• Aim: What is the number of lines containing the word "QFIN"? Please answer with that number and nothing more.

**********

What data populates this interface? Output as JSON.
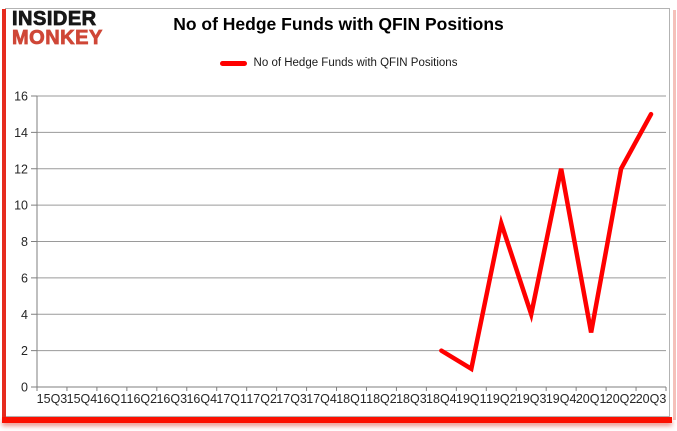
{
  "logo": {
    "line1": "INSIDER",
    "line2": "MONKEY",
    "black": "#171717",
    "red": "#cf4737"
  },
  "header": {
    "title": "No of Hedge Funds with QFIN Positions"
  },
  "legend": {
    "label": "No of Hedge Funds with QFIN Positions",
    "swatch_color": "#ff0000"
  },
  "colors": {
    "series_line": "#ff0000",
    "grid": "#9a9a9a",
    "axis": "#7f7f7f",
    "axis_text": "#262626",
    "frame_border": "#b3b3b3",
    "accent_red": "#fb0f00",
    "accent_pink": "#f5c0ba"
  },
  "chart_data": {
    "type": "line",
    "title": "No of Hedge Funds with QFIN Positions",
    "xlabel": "",
    "ylabel": "",
    "ylim": [
      0,
      16
    ],
    "ytick_step": 2,
    "grid": true,
    "legend_position": "top",
    "categories": [
      "15Q3",
      "15Q4",
      "16Q1",
      "16Q2",
      "16Q3",
      "16Q4",
      "17Q1",
      "17Q2",
      "17Q3",
      "17Q4",
      "18Q1",
      "18Q2",
      "18Q3",
      "18Q4",
      "19Q1",
      "19Q2",
      "19Q3",
      "19Q4",
      "20Q1",
      "20Q2",
      "20Q3"
    ],
    "series": [
      {
        "name": "No of Hedge Funds with QFIN Positions",
        "color": "#ff0000",
        "values": [
          null,
          null,
          null,
          null,
          null,
          null,
          null,
          null,
          null,
          null,
          null,
          null,
          null,
          2,
          1,
          9,
          4,
          12,
          3,
          12,
          15
        ]
      }
    ]
  }
}
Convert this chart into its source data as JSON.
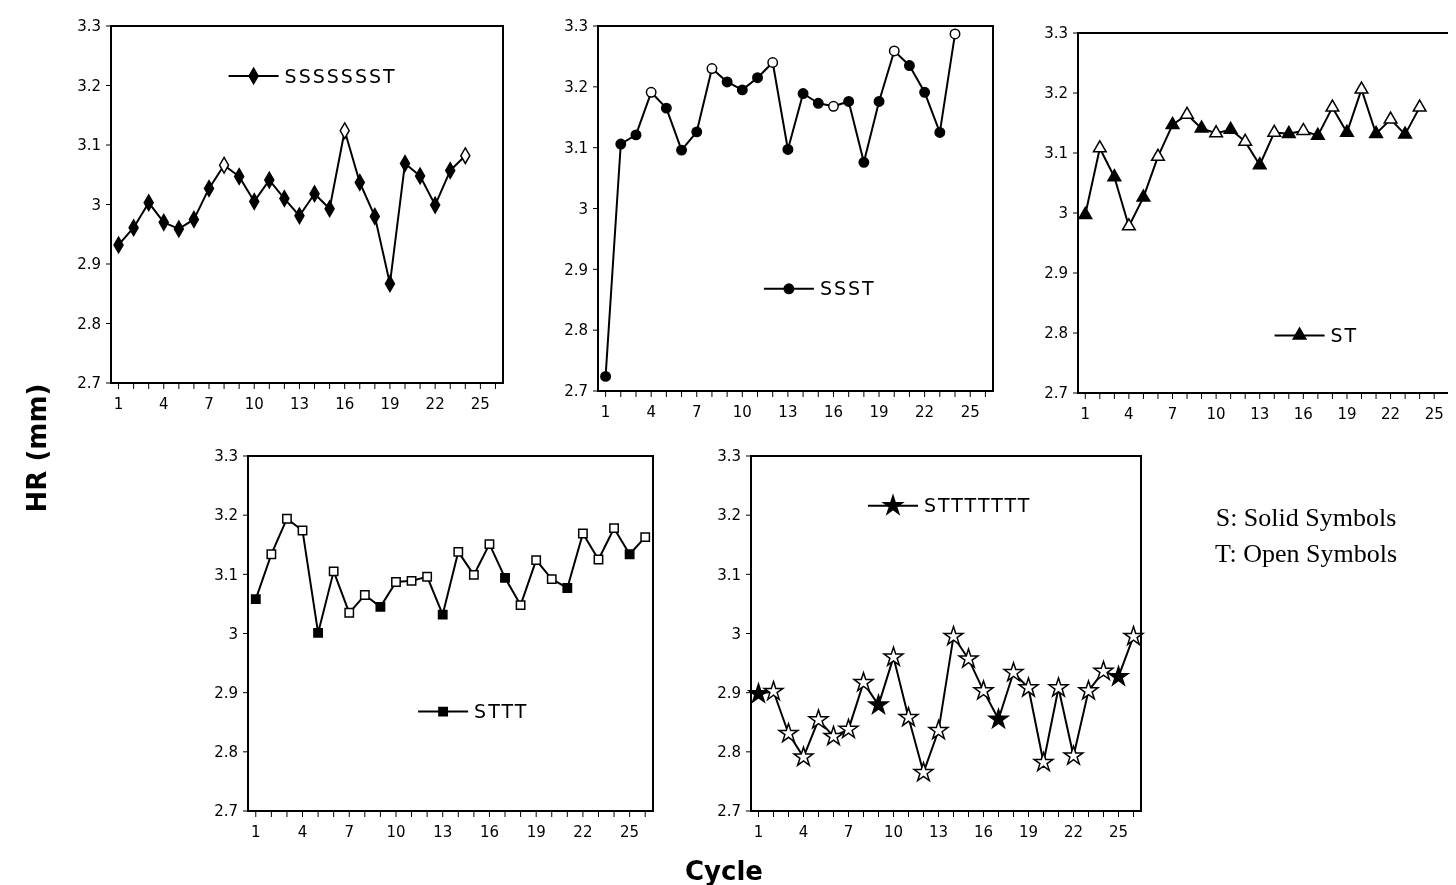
{
  "chart_data": [
    {
      "type": "line",
      "ylabel": "HR (mm)",
      "x": [
        1,
        2,
        3,
        4,
        5,
        6,
        7,
        8,
        9,
        10,
        11,
        12,
        13,
        14,
        15,
        16,
        17,
        18,
        19,
        20,
        21,
        22,
        23,
        24
      ],
      "xlim": [
        0.5,
        26.5
      ],
      "xticks": [
        1,
        {
          "value": 2,
          "label": null
        },
        {
          "value": 3,
          "label": null
        },
        4,
        {
          "value": 5,
          "label": null
        },
        {
          "value": 6,
          "label": null
        },
        7,
        {
          "value": 8,
          "label": null
        },
        {
          "value": 9,
          "label": null
        },
        10,
        {
          "value": 11,
          "label": null
        },
        {
          "value": 12,
          "label": null
        },
        13,
        {
          "value": 14,
          "label": null
        },
        {
          "value": 15,
          "label": null
        },
        16,
        {
          "value": 17,
          "label": null
        },
        {
          "value": 18,
          "label": null
        },
        19,
        {
          "value": 20,
          "label": null
        },
        {
          "value": 21,
          "label": null
        },
        22,
        {
          "value": 23,
          "label": null
        },
        {
          "value": 24,
          "label": null
        },
        25,
        {
          "value": 26,
          "label": null
        }
      ],
      "ylim": [
        2.7,
        3.3
      ],
      "yticks": [
        2.7,
        2.8,
        2.9,
        3,
        3.1,
        3.2,
        3.3
      ],
      "marker": "diamond",
      "legend": "top",
      "series": [
        {
          "name": "SSSSSSST",
          "color": "#000000",
          "values": [
            2.932,
            2.961,
            3.003,
            2.97,
            2.959,
            2.975,
            3.027,
            3.066,
            3.047,
            3.005,
            3.041,
            3.01,
            2.981,
            3.018,
            2.993,
            3.124,
            3.037,
            2.98,
            2.867,
            3.069,
            3.048,
            2.999,
            3.057,
            3.082
          ],
          "colors": [
            "#000000",
            "#000000",
            "#000000",
            "#000000",
            "#000000",
            "#000000",
            "#000000",
            "#ffffff",
            "#000000",
            "#000000",
            "#000000",
            "#000000",
            "#000000",
            "#000000",
            "#000000",
            "#ffffff",
            "#000000",
            "#000000",
            "#000000",
            "#000000",
            "#000000",
            "#000000",
            "#000000",
            "#ffffff"
          ]
        }
      ]
    },
    {
      "type": "line",
      "x": [
        1,
        2,
        3,
        4,
        5,
        6,
        7,
        8,
        9,
        10,
        11,
        12,
        13,
        14,
        15,
        16,
        17,
        18,
        19,
        20,
        21,
        22,
        23,
        24
      ],
      "xlim": [
        0.5,
        26.5
      ],
      "xticks": [
        1,
        {
          "value": 2,
          "label": null
        },
        {
          "value": 3,
          "label": null
        },
        4,
        {
          "value": 5,
          "label": null
        },
        {
          "value": 6,
          "label": null
        },
        7,
        {
          "value": 8,
          "label": null
        },
        {
          "value": 9,
          "label": null
        },
        10,
        {
          "value": 11,
          "label": null
        },
        {
          "value": 12,
          "label": null
        },
        13,
        {
          "value": 14,
          "label": null
        },
        {
          "value": 15,
          "label": null
        },
        16,
        {
          "value": 17,
          "label": null
        },
        {
          "value": 18,
          "label": null
        },
        19,
        {
          "value": 20,
          "label": null
        },
        {
          "value": 21,
          "label": null
        },
        22,
        {
          "value": 23,
          "label": null
        },
        {
          "value": 24,
          "label": null
        },
        25,
        {
          "value": 26,
          "label": null
        }
      ],
      "ylim": [
        2.7,
        3.3
      ],
      "yticks": [
        2.7,
        2.8,
        2.9,
        3,
        3.1,
        3.2,
        3.3
      ],
      "marker": "circle",
      "legend": "bottom",
      "series": [
        {
          "name": "SSST",
          "color": "#000000",
          "values": [
            2.724,
            3.106,
            3.121,
            3.191,
            3.165,
            3.096,
            3.126,
            3.23,
            3.208,
            3.195,
            3.215,
            3.24,
            3.097,
            3.189,
            3.173,
            3.168,
            3.176,
            3.076,
            3.176,
            3.259,
            3.235,
            3.191,
            3.125,
            3.287
          ],
          "colors": [
            "#000000",
            "#000000",
            "#000000",
            "#ffffff",
            "#000000",
            "#000000",
            "#000000",
            "#ffffff",
            "#000000",
            "#000000",
            "#000000",
            "#ffffff",
            "#000000",
            "#000000",
            "#000000",
            "#ffffff",
            "#000000",
            "#000000",
            "#000000",
            "#ffffff",
            "#000000",
            "#000000",
            "#000000",
            "#ffffff"
          ]
        }
      ]
    },
    {
      "type": "line",
      "x": [
        1,
        2,
        3,
        4,
        5,
        6,
        7,
        8,
        9,
        10,
        11,
        12,
        13,
        14,
        15,
        16,
        17,
        18,
        19,
        20,
        21,
        22,
        23,
        24
      ],
      "xlim": [
        0.5,
        26.5
      ],
      "xticks": [
        1,
        {
          "value": 2,
          "label": null
        },
        {
          "value": 3,
          "label": null
        },
        4,
        {
          "value": 5,
          "label": null
        },
        {
          "value": 6,
          "label": null
        },
        7,
        {
          "value": 8,
          "label": null
        },
        {
          "value": 9,
          "label": null
        },
        10,
        {
          "value": 11,
          "label": null
        },
        {
          "value": 12,
          "label": null
        },
        13,
        {
          "value": 14,
          "label": null
        },
        {
          "value": 15,
          "label": null
        },
        16,
        {
          "value": 17,
          "label": null
        },
        {
          "value": 18,
          "label": null
        },
        19,
        {
          "value": 20,
          "label": null
        },
        {
          "value": 21,
          "label": null
        },
        22,
        {
          "value": 23,
          "label": null
        },
        {
          "value": 24,
          "label": null
        },
        25,
        {
          "value": 26,
          "label": null
        }
      ],
      "ylim": [
        2.7,
        3.3
      ],
      "yticks": [
        2.7,
        2.8,
        2.9,
        3,
        3.1,
        3.2,
        3.3
      ],
      "marker": "triangle",
      "legend": "bottom right",
      "series": [
        {
          "name": "ST",
          "color": "#000000",
          "values": [
            2.997,
            3.108,
            3.06,
            2.978,
            3.026,
            3.094,
            3.147,
            3.164,
            3.141,
            3.133,
            3.139,
            3.119,
            3.08,
            3.134,
            3.132,
            3.137,
            3.129,
            3.176,
            3.134,
            3.206,
            3.132,
            3.156,
            3.131,
            3.176
          ],
          "colors": [
            "#000000",
            "#ffffff",
            "#000000",
            "#ffffff",
            "#000000",
            "#ffffff",
            "#000000",
            "#ffffff",
            "#000000",
            "#ffffff",
            "#000000",
            "#ffffff",
            "#000000",
            "#ffffff",
            "#000000",
            "#ffffff",
            "#000000",
            "#ffffff",
            "#000000",
            "#ffffff",
            "#000000",
            "#ffffff",
            "#000000",
            "#ffffff"
          ]
        }
      ]
    },
    {
      "type": "line",
      "xlabel": "Cycle",
      "x": [
        1,
        2,
        3,
        4,
        5,
        6,
        7,
        8,
        9,
        10,
        11,
        12,
        13,
        14,
        15,
        16,
        17,
        18,
        19,
        20,
        21,
        22,
        23,
        24,
        25,
        26
      ],
      "xlim": [
        0.5,
        26.5
      ],
      "xticks": [
        1,
        {
          "value": 2,
          "label": null
        },
        {
          "value": 3,
          "label": null
        },
        4,
        {
          "value": 5,
          "label": null
        },
        {
          "value": 6,
          "label": null
        },
        7,
        {
          "value": 8,
          "label": null
        },
        {
          "value": 9,
          "label": null
        },
        10,
        {
          "value": 11,
          "label": null
        },
        {
          "value": 12,
          "label": null
        },
        13,
        {
          "value": 14,
          "label": null
        },
        {
          "value": 15,
          "label": null
        },
        16,
        {
          "value": 17,
          "label": null
        },
        {
          "value": 18,
          "label": null
        },
        19,
        {
          "value": 20,
          "label": null
        },
        {
          "value": 21,
          "label": null
        },
        22,
        {
          "value": 23,
          "label": null
        },
        {
          "value": 24,
          "label": null
        },
        25,
        {
          "value": 26,
          "label": null
        }
      ],
      "ylim": [
        2.7,
        3.3
      ],
      "yticks": [
        2.7,
        2.8,
        2.9,
        3,
        3.1,
        3.2,
        3.3
      ],
      "marker": "square",
      "legend": "bottom",
      "series": [
        {
          "name": "STTT",
          "color": "#000000",
          "values": [
            3.058,
            3.134,
            3.194,
            3.174,
            3.001,
            3.105,
            3.035,
            3.065,
            3.045,
            3.087,
            3.089,
            3.096,
            3.032,
            3.138,
            3.099,
            3.151,
            3.094,
            3.048,
            3.124,
            3.092,
            3.077,
            3.169,
            3.125,
            3.178,
            3.134,
            3.163
          ],
          "colors": [
            "#000000",
            "#ffffff",
            "#ffffff",
            "#ffffff",
            "#000000",
            "#ffffff",
            "#ffffff",
            "#ffffff",
            "#000000",
            "#ffffff",
            "#ffffff",
            "#ffffff",
            "#000000",
            "#ffffff",
            "#ffffff",
            "#ffffff",
            "#000000",
            "#ffffff",
            "#ffffff",
            "#ffffff",
            "#000000",
            "#ffffff",
            "#ffffff",
            "#ffffff",
            "#000000",
            "#ffffff"
          ]
        }
      ]
    },
    {
      "type": "line",
      "x": [
        1,
        2,
        3,
        4,
        5,
        6,
        7,
        8,
        9,
        10,
        11,
        12,
        13,
        14,
        15,
        16,
        17,
        18,
        19,
        20,
        21,
        22,
        23,
        24,
        25,
        26
      ],
      "xlim": [
        0.5,
        26.5
      ],
      "xticks": [
        1,
        {
          "value": 2,
          "label": null
        },
        {
          "value": 3,
          "label": null
        },
        4,
        {
          "value": 5,
          "label": null
        },
        {
          "value": 6,
          "label": null
        },
        7,
        {
          "value": 8,
          "label": null
        },
        {
          "value": 9,
          "label": null
        },
        10,
        {
          "value": 11,
          "label": null
        },
        {
          "value": 12,
          "label": null
        },
        13,
        {
          "value": 14,
          "label": null
        },
        {
          "value": 15,
          "label": null
        },
        16,
        {
          "value": 17,
          "label": null
        },
        {
          "value": 18,
          "label": null
        },
        19,
        {
          "value": 20,
          "label": null
        },
        {
          "value": 21,
          "label": null
        },
        22,
        {
          "value": 23,
          "label": null
        },
        {
          "value": 24,
          "label": null
        },
        25,
        {
          "value": 26,
          "label": null
        }
      ],
      "ylim": [
        2.7,
        3.3
      ],
      "yticks": [
        2.7,
        2.8,
        2.9,
        3,
        3.1,
        3.2,
        3.3
      ],
      "marker": "star",
      "legend": "top",
      "annotations": [
        "S: Solid Symbols",
        "T: Open Symbols"
      ],
      "series": [
        {
          "name": "STTTTTTT",
          "color": "#000000",
          "values": [
            2.898,
            2.902,
            2.831,
            2.791,
            2.854,
            2.826,
            2.838,
            2.917,
            2.879,
            2.96,
            2.858,
            2.765,
            2.836,
            2.995,
            2.957,
            2.903,
            2.855,
            2.934,
            2.908,
            2.782,
            2.908,
            2.793,
            2.903,
            2.936,
            2.927,
            2.995
          ],
          "colors": [
            "#000000",
            "#ffffff",
            "#ffffff",
            "#ffffff",
            "#ffffff",
            "#ffffff",
            "#ffffff",
            "#ffffff",
            "#000000",
            "#ffffff",
            "#ffffff",
            "#ffffff",
            "#ffffff",
            "#ffffff",
            "#ffffff",
            "#ffffff",
            "#000000",
            "#ffffff",
            "#ffffff",
            "#ffffff",
            "#ffffff",
            "#ffffff",
            "#ffffff",
            "#ffffff",
            "#000000",
            "#ffffff"
          ]
        }
      ]
    }
  ]
}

**********

• Result below: 4